## DIRECTIONS FOR THIS TASK
Leave out the pictures and repeat the data exactly.

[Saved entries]
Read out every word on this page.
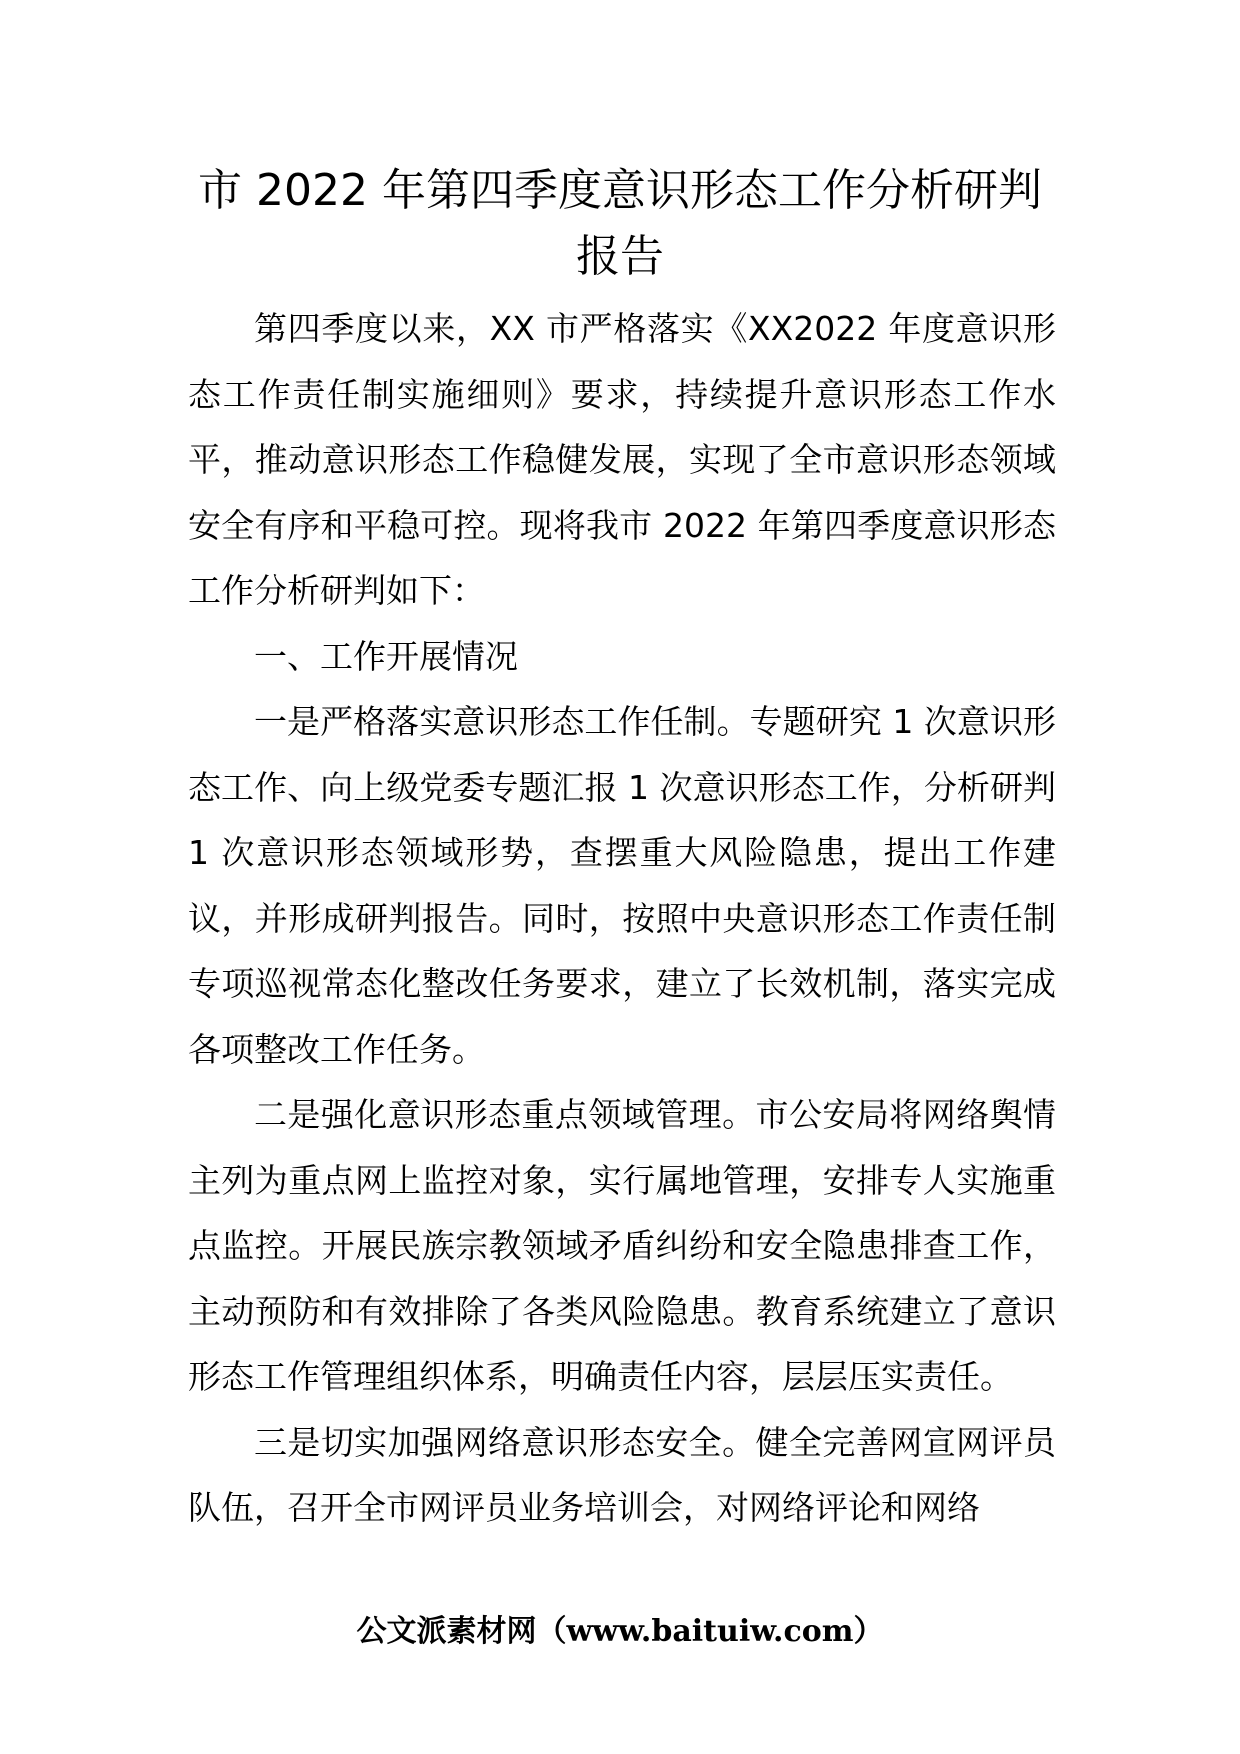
市 2022 年第四季度意识形态工作分析研判
报告

第四季度以来，XX 市严格落实《XX2022 年度意识形态工作责任制实施细则》要求，持续提升意识形态工作水平，推动意识形态工作稳健发展，实现了全市意识形态领域安全有序和平稳可控。现将我市 2022 年第四季度意识形态工作分析研判如下：

一、工作开展情况

一是严格落实意识形态工作任制。专题研究 1 次意识形态工作、向上级党委专题汇报 1 次意识形态工作，分析研判 1 次意识形态领域形势，查摆重大风险隐患，提出工作建议，并形成研判报告。同时，按照中央意识形态工作责任制专项巡视常态化整改任务要求，建立了长效机制，落实完成各项整改工作任务。

二是强化意识形态重点领域管理。市公安局将网络舆情主列为重点网上监控对象，实行属地管理，安排专人实施重点监控。开展民族宗教领域矛盾纠纷和安全隐患排查工作，主动预防和有效排除了各类风险隐患。教育系统建立了意识形态工作管理组织体系，明确责任内容，层层压实责任。

三是切实加强网络意识形态安全。健全完善网宣网评员队伍，召开全市网评员业务培训会，对网络评论和网络

公文派素材网（www.baituiw.com）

## SOLVED PROBLEM
Read out every word on this page.
市 2022 年第四季度意识形态工作分析研判
报告

第四季度以来，XX 市严格落实《XX2022 年度意识形态工作责任制实施细则》要求，持续提升意识形态工作水平，推动意识形态工作稳健发展，实现了全市意识形态领域安全有序和平稳可控。现将我市 2022 年第四季度意识形态工作分析研判如下：

一、工作开展情况

一是严格落实意识形态工作任制。专题研究 1 次意识形态工作、向上级党委专题汇报 1 次意识形态工作，分析研判 1 次意识形态领域形势，查摆重大风险隐患，提出工作建议，并形成研判报告。同时，按照中央意识形态工作责任制专项巡视常态化整改任务要求，建立了长效机制，落实完成各项整改工作任务。

二是强化意识形态重点领域管理。市公安局将网络舆情主列为重点网上监控对象，实行属地管理，安排专人实施重点监控。开展民族宗教领域矛盾纠纷和安全隐患排查工作，主动预防和有效排除了各类风险隐患。教育系统建立了意识形态工作管理组织体系，明确责任内容，层层压实责任。

三是切实加强网络意识形态安全。健全完善网宣网评员队伍，召开全市网评员业务培训会，对网络评论和网络

公文派素材网（www.baituiw.com）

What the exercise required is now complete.